Provide nothing but the number of lines containing the string "title".

#####

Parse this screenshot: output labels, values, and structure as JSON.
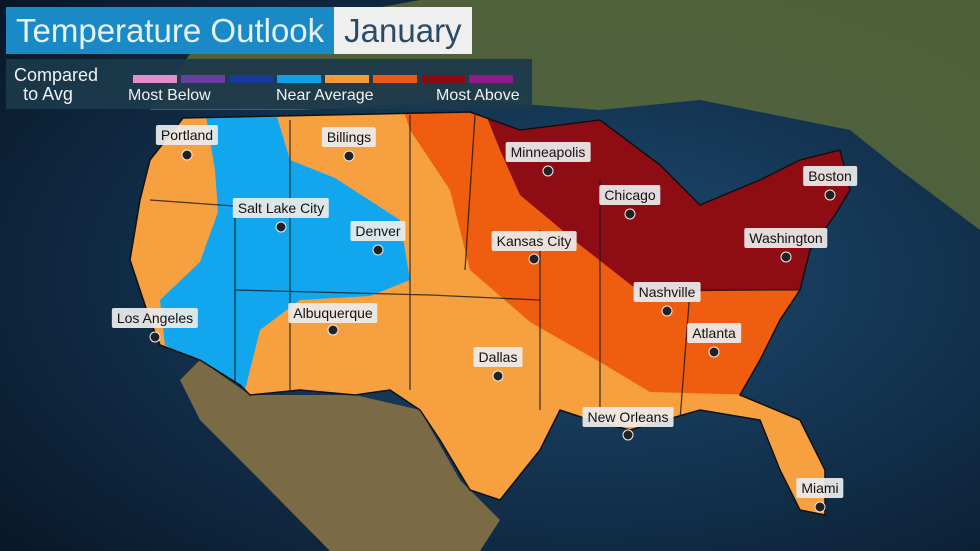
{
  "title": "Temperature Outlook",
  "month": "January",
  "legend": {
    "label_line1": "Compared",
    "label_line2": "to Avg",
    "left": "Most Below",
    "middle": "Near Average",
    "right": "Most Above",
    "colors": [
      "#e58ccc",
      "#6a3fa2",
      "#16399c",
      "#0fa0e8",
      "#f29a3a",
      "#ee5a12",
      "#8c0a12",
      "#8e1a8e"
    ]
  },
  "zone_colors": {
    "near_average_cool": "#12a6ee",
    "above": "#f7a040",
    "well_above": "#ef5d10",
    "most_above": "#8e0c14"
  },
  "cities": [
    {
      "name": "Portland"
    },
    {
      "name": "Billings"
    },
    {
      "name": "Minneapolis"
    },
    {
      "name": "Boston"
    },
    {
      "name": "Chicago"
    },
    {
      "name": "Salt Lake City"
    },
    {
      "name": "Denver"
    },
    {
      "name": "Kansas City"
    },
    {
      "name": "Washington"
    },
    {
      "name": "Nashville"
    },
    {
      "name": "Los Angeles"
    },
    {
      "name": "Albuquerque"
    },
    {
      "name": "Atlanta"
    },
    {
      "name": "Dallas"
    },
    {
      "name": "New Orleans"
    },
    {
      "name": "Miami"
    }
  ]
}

#####

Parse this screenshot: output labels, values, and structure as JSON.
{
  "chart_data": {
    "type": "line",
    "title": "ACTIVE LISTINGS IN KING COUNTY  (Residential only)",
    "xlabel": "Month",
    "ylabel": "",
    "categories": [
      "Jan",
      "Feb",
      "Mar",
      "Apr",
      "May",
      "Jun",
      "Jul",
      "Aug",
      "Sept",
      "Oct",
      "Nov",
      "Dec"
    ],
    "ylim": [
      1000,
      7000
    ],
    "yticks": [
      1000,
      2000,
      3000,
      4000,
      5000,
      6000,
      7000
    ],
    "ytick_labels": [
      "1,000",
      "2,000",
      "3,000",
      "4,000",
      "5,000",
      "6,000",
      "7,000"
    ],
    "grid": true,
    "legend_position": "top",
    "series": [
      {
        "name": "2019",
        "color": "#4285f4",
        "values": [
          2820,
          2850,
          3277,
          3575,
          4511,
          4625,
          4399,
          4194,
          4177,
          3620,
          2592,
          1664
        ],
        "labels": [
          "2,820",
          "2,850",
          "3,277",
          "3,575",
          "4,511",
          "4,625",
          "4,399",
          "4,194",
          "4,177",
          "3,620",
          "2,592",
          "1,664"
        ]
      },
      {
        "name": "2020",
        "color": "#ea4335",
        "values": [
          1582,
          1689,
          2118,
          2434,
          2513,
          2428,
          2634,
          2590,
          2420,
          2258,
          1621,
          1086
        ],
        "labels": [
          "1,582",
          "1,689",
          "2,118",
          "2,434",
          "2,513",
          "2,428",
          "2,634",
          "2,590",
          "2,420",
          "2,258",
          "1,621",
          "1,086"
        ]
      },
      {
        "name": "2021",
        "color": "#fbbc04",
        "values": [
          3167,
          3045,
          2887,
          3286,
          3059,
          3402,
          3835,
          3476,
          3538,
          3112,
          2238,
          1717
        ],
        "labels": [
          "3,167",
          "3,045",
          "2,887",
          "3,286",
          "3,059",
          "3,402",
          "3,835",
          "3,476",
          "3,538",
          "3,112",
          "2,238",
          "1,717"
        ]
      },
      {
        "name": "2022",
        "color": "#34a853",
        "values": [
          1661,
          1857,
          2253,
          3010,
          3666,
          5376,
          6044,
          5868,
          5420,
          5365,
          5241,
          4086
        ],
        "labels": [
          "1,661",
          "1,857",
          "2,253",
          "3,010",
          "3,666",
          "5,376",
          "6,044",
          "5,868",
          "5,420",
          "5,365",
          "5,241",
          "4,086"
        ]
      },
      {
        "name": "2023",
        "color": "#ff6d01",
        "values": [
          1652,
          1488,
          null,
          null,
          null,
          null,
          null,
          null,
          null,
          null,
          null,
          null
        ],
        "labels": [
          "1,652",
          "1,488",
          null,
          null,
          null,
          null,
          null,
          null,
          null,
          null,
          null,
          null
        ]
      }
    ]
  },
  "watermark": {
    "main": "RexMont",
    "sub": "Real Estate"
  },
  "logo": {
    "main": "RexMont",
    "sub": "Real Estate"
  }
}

#####

Solution to this task
2